Search the material for "Sohn" and show all lines that contain it.

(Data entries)
- - -
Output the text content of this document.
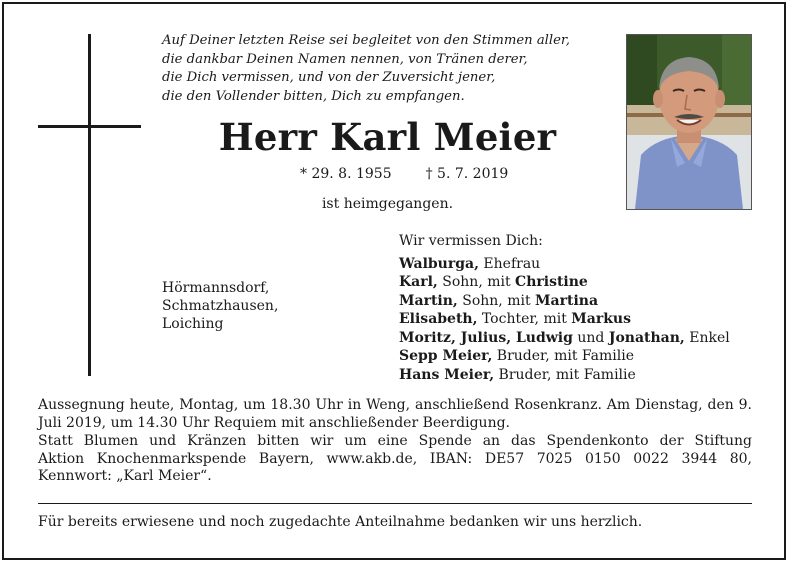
Auf Deiner letzten Reise sei begleitet von den Stimmen aller,
die dankbar Deinen Namen nennen, von Tränen derer,
die Dich vermissen, und von der Zuversicht jener,
die den Vollender bitten, Dich zu empfangen.
Herr Karl Meier
* 29. 8. 1955 † 5. 7. 2019
ist heimgegangen.
Hörmannsdorf,
Schmatzhausen,
Loiching
Wir vermissen Dich:
Walburga, Ehefrau
Karl, Sohn, mit Christine
Martin, Sohn, mit Martina
Elisabeth, Tochter, mit Markus
Moritz, Julius, Ludwig und Jonathan, Enkel
Sepp Meier, Bruder, mit Familie
Hans Meier, Bruder, mit Familie
Aussegnung heute, Montag, um 18.30 Uhr in Weng, anschließend Rosenkranz. Am Dienstag, den 9. Juli 2019, um 14.30 Uhr Requiem mit anschließender Beerdigung.
Statt Blumen und Kränzen bitten wir um eine Spende an das Spendenkonto der Stiftung
Aktion Knochenmarkspende Bayern, www.akb.de, IBAN: DE57 7025 0150 0022 3944 80,
Kennwort: „Karl Meier“.
Für bereits erwiesene und noch zugedachte Anteilnahme bedanken wir uns herzlich.
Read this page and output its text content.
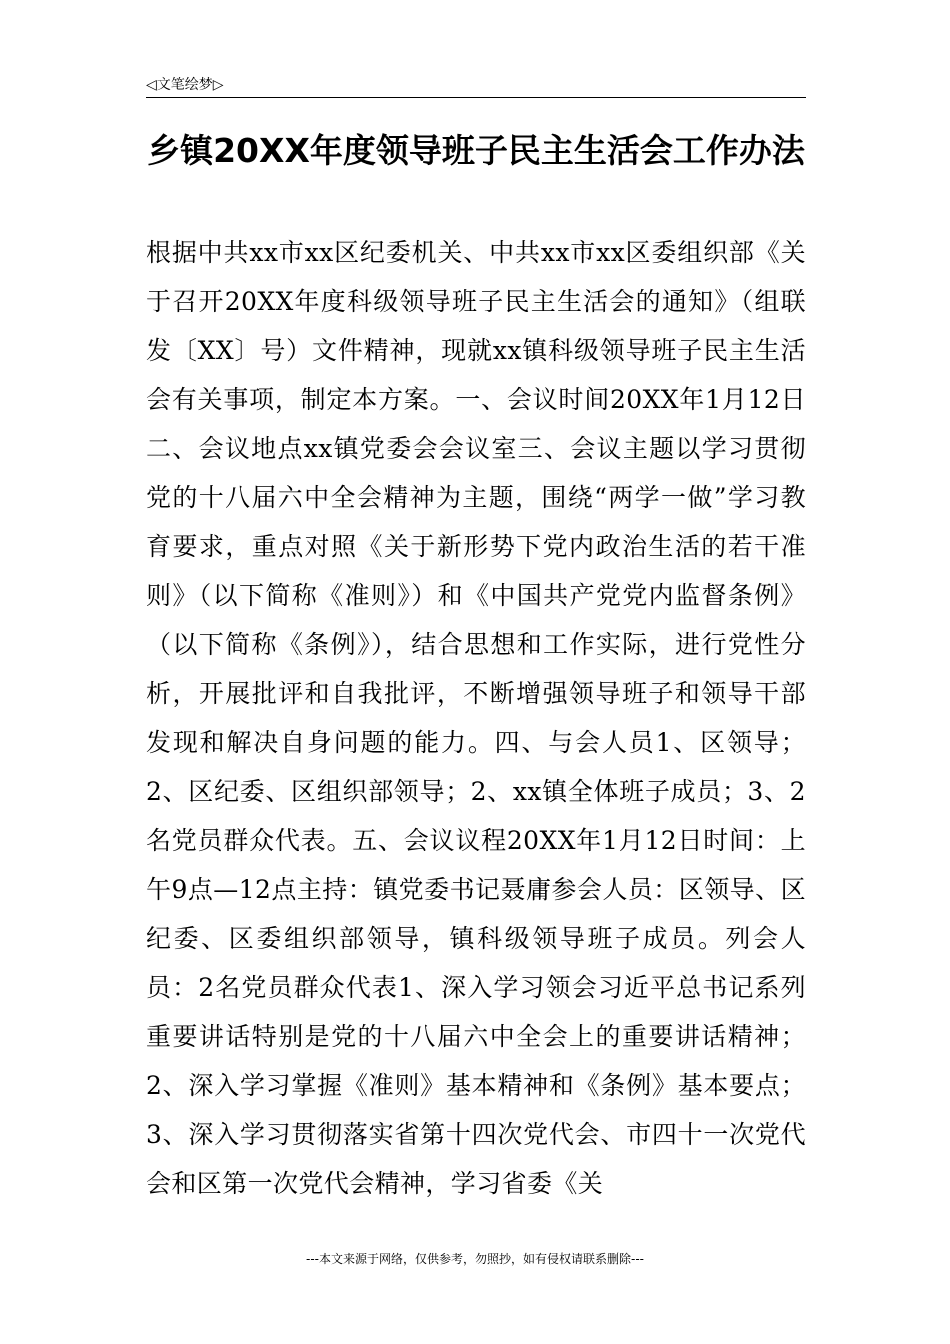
◁文笔绘梦▷
乡镇20XX年度领导班子民主生活会工作办法
根据中共xx市xx区纪委机关、中共xx市xx区委组织部《关于召开20XX年度科级领导班子民主生活会的通知》（组联发〔XX〕号）文件精神，现就xx镇科级领导班子民主生活会有关事项，制定本方案。一、会议时间20XX年1月12日二、会议地点xx镇党委会会议室三、会议主题以学习贯彻党的十八届六中全会精神为主题，围绕“两学一做”学习教育要求，重点对照《关于新形势下党内政治生活的若干准则》（以下简称《准则》）和《中国共产党党内监督条例》（以下简称《条例》），结合思想和工作实际，进行党性分析，开展批评和自我批评，不断增强领导班子和领导干部发现和解决自身问题的能力。四、与会人员1、区领导；2、区纪委、区组织部领导；2、xx镇全体班子成员；3、2名党员群众代表。五、会议议程20XX年1月12日时间：上午9点—12点主持：镇党委书记聂庸参会人员：区领导、区纪委、区委组织部领导，镇科级领导班子成员。列会人员：2名党员群众代表1、深入学习领会习近平总书记系列重要讲话特别是党的十八届六中全会上的重要讲话精神；2、深入学习掌握《准则》基本精神和《条例》基本要点；3、深入学习贯彻落实省第十四次党代会、市四十一次党代会和区第一次党代会精神，学习省委《关
---本文来源于网络，仅供参考，勿照抄，如有侵权请联系删除---
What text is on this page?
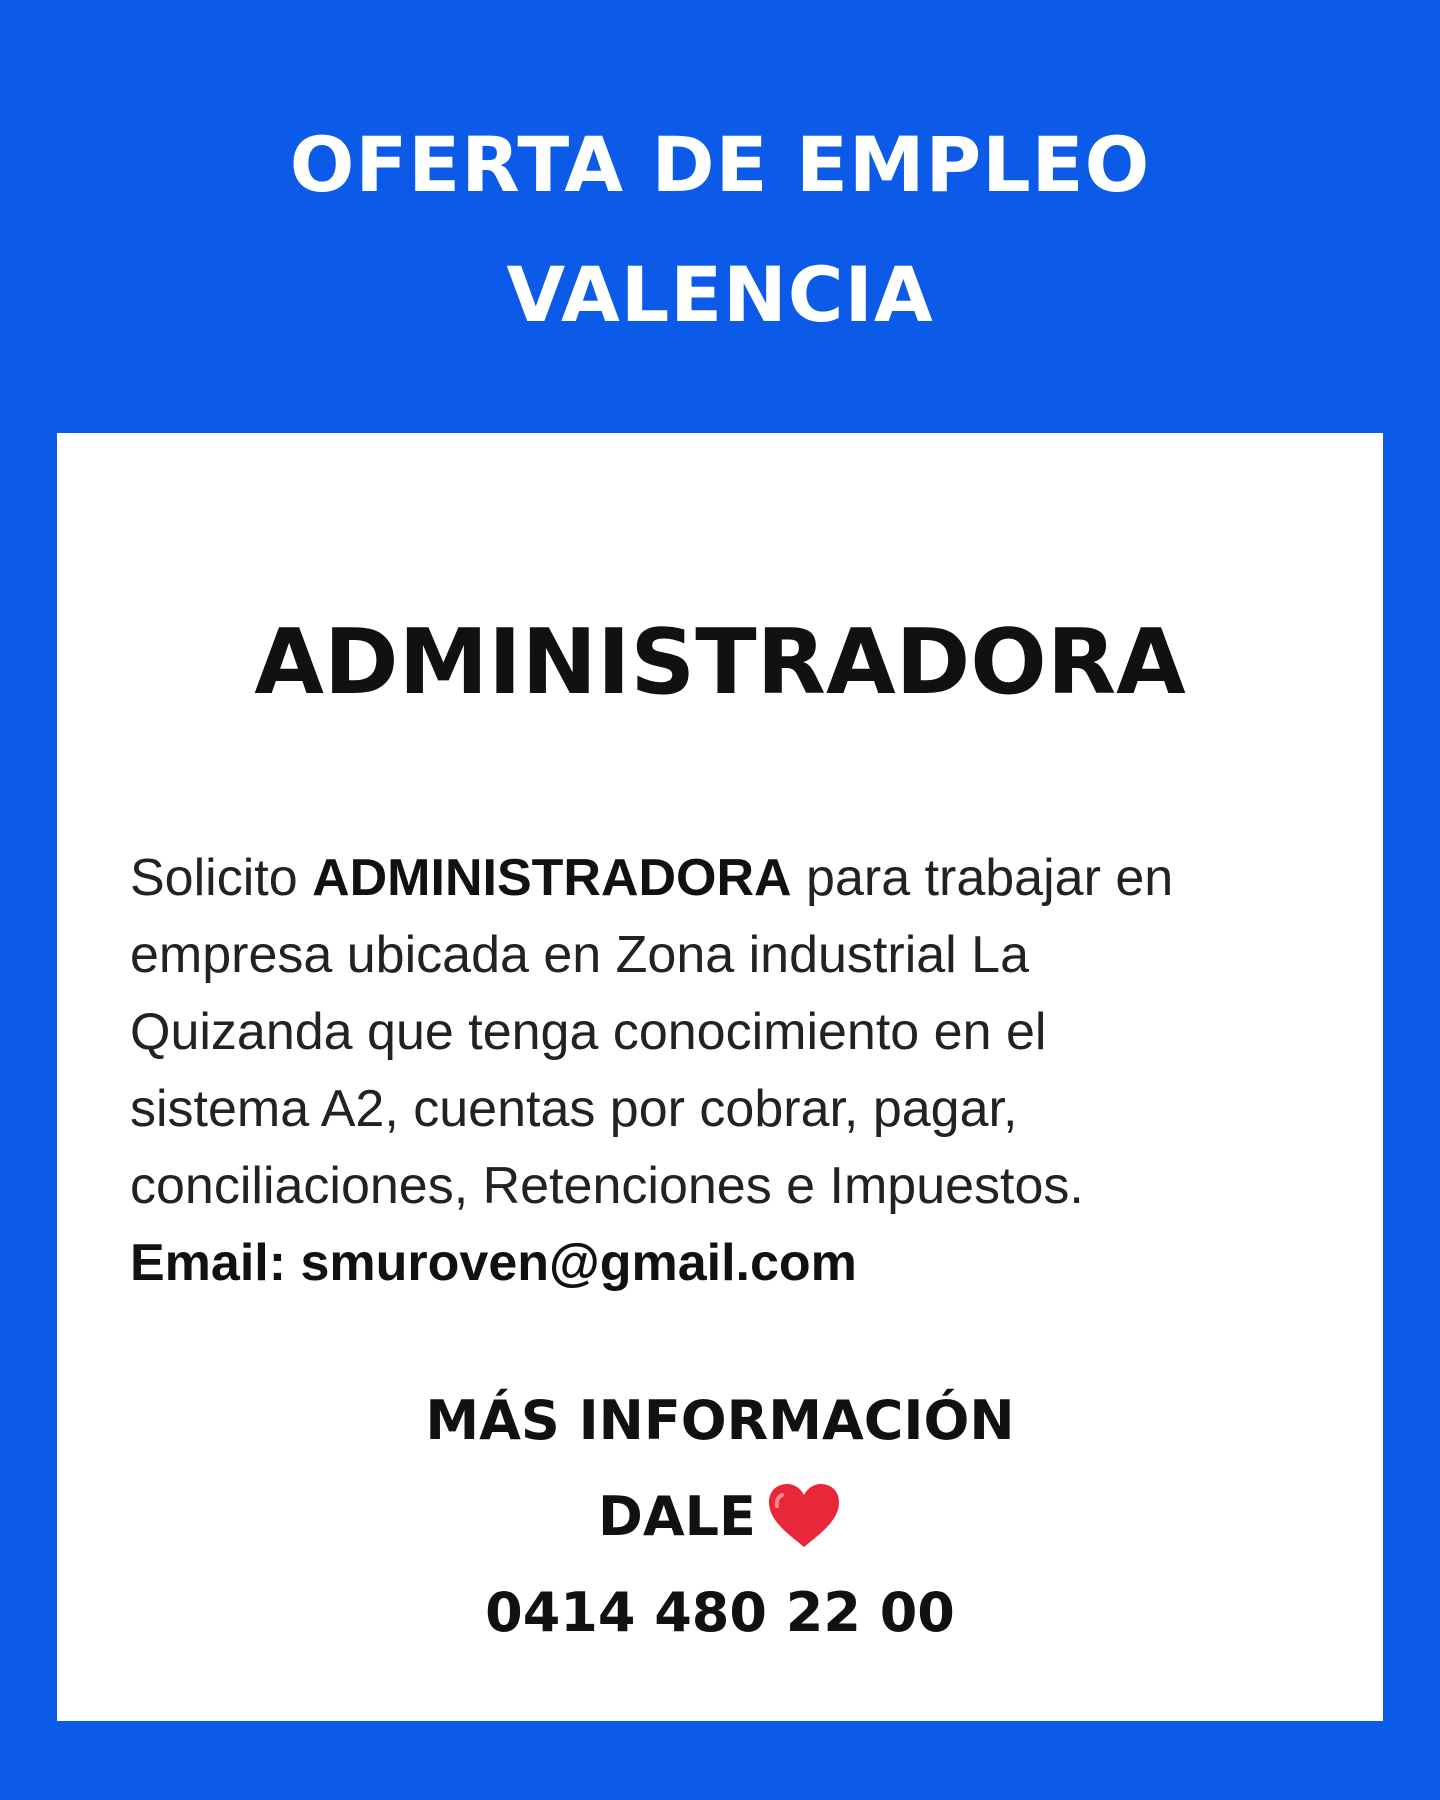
OFERTA DE EMPLEO
VALENCIA
ADMINISTRADORA
Solicito ADMINISTRADORA para trabajar en
empresa ubicada en Zona industrial La
Quizanda que tenga conocimiento en el
sistema A2, cuentas por cobrar, pagar,
conciliaciones, Retenciones e Impuestos.
Email: smuroven@gmail.com
MÁS INFORMACIÓN
DALE
0414 480 22 00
- - -
Reply to the task =>
Karl, Sohn, mit Christine
Martin, Sohn, mit Martina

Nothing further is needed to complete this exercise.